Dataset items
+--
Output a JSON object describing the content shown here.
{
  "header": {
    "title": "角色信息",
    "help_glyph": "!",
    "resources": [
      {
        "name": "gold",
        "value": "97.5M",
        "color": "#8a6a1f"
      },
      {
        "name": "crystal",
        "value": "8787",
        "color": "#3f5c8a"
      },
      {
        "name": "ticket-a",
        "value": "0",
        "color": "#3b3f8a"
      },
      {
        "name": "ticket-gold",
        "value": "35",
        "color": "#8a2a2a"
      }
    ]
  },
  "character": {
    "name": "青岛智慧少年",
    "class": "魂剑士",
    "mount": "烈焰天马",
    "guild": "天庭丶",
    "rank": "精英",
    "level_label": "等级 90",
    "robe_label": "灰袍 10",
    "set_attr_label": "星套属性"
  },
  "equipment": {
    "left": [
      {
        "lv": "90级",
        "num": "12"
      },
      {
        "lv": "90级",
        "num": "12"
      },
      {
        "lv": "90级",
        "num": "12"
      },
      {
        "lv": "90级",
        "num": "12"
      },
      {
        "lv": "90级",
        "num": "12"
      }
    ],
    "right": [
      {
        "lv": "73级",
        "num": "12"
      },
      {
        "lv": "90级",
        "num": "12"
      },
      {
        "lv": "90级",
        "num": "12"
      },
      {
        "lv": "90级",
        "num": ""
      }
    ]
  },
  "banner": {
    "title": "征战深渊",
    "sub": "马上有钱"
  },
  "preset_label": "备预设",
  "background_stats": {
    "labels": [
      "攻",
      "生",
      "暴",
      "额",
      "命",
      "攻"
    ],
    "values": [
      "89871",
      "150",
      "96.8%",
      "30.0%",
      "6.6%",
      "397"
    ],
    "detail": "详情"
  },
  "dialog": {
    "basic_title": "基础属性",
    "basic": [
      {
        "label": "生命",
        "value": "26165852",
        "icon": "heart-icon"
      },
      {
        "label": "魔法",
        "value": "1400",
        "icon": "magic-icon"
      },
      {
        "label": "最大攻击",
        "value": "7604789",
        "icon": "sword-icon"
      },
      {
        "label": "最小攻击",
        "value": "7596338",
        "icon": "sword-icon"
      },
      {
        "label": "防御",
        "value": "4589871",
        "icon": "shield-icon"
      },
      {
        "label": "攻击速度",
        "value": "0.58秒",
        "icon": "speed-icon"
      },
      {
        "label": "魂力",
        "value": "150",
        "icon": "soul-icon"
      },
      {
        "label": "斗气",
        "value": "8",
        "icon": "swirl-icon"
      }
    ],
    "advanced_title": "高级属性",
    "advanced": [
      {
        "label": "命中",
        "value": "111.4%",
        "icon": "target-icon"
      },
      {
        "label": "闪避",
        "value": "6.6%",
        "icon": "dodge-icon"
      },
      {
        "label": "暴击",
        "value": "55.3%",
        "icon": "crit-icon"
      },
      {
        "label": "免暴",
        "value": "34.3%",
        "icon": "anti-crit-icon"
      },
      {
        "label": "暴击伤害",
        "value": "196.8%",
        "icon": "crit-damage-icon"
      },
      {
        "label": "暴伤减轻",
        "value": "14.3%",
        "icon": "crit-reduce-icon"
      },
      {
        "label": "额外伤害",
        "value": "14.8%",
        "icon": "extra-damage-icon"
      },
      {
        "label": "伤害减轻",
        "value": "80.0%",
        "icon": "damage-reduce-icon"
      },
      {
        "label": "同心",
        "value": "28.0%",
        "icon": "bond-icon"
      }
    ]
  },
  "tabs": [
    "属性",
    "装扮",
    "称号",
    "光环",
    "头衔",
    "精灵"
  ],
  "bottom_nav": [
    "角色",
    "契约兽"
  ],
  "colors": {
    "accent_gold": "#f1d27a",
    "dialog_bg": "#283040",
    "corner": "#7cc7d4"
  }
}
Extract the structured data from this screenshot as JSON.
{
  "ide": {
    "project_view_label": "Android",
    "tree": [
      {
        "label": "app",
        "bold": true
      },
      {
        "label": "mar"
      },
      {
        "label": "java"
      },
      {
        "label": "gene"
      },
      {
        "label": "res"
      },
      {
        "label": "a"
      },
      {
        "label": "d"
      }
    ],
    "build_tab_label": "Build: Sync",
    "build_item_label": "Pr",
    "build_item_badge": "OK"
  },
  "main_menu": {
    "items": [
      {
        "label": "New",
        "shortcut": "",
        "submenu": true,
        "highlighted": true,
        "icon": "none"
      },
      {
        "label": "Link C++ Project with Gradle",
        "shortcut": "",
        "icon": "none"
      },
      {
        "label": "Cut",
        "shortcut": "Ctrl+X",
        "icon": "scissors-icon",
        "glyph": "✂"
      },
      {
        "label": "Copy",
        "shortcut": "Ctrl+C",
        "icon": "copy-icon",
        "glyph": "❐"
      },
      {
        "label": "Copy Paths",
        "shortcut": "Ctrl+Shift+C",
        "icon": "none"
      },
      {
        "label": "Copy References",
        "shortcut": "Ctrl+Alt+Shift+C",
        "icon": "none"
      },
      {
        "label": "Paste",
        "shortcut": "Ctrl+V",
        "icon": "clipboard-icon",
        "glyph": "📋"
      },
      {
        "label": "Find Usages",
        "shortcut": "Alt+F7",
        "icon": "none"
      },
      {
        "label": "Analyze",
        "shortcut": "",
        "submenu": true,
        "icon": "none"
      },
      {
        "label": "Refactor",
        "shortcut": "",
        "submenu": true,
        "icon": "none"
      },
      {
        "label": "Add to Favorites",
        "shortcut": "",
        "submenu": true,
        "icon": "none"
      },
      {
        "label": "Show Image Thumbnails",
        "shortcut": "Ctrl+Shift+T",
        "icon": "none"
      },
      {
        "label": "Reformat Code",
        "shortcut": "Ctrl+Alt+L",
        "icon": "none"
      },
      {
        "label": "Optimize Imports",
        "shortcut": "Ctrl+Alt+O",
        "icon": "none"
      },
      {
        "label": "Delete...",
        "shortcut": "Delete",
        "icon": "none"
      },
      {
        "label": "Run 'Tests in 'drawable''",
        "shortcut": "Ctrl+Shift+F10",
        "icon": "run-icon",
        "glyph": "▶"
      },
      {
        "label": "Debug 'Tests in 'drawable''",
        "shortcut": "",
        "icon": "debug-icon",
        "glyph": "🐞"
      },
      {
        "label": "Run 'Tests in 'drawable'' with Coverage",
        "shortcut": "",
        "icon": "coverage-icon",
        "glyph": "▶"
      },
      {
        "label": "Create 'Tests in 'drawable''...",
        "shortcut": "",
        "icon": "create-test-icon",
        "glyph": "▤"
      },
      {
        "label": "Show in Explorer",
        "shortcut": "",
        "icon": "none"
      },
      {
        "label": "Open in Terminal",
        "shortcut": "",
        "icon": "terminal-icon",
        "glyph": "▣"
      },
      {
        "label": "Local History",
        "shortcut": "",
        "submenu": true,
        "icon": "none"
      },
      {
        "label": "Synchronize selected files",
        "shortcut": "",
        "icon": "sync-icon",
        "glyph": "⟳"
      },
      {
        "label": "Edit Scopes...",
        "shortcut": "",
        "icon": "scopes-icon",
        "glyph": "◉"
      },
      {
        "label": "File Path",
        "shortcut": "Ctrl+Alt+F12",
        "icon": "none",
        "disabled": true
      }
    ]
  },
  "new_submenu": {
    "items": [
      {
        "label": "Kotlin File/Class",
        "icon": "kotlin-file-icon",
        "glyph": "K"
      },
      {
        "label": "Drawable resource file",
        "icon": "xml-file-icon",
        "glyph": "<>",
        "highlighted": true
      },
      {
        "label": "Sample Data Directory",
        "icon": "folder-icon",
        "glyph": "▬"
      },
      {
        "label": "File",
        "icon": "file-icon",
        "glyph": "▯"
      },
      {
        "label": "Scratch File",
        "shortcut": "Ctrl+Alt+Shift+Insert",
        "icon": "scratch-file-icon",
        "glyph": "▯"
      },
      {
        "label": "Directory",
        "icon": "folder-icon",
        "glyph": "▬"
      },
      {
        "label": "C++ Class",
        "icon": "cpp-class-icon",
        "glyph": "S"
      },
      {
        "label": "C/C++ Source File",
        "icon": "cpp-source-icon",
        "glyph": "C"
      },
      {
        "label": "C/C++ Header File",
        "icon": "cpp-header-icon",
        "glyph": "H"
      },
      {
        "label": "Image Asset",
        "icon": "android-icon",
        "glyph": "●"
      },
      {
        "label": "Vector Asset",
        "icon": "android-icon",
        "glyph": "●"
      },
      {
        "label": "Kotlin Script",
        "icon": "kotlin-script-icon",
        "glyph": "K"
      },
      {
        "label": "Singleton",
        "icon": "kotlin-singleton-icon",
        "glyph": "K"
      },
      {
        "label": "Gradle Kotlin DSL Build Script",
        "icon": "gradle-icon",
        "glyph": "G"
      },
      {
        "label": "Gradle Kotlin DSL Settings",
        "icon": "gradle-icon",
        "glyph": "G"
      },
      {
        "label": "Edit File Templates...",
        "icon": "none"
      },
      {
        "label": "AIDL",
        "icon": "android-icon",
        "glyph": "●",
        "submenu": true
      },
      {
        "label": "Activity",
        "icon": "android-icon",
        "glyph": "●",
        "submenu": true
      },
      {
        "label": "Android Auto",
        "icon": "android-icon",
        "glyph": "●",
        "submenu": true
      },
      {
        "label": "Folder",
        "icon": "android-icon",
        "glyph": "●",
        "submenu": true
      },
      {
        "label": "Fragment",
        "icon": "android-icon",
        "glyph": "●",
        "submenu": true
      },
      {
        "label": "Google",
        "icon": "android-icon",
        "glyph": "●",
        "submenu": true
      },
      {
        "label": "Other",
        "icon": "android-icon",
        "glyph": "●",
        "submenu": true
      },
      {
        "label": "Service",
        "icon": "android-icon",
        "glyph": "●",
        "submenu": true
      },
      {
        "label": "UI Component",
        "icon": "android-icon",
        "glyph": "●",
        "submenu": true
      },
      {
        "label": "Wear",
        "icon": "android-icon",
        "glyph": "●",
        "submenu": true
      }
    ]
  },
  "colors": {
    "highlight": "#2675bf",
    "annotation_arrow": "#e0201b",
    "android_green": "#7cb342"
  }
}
+--
**Given problem**
List each line holding the string "Edit".

**Task answer**
        "label": "Edit Scopes...",
        "label": "Edit File Templates...",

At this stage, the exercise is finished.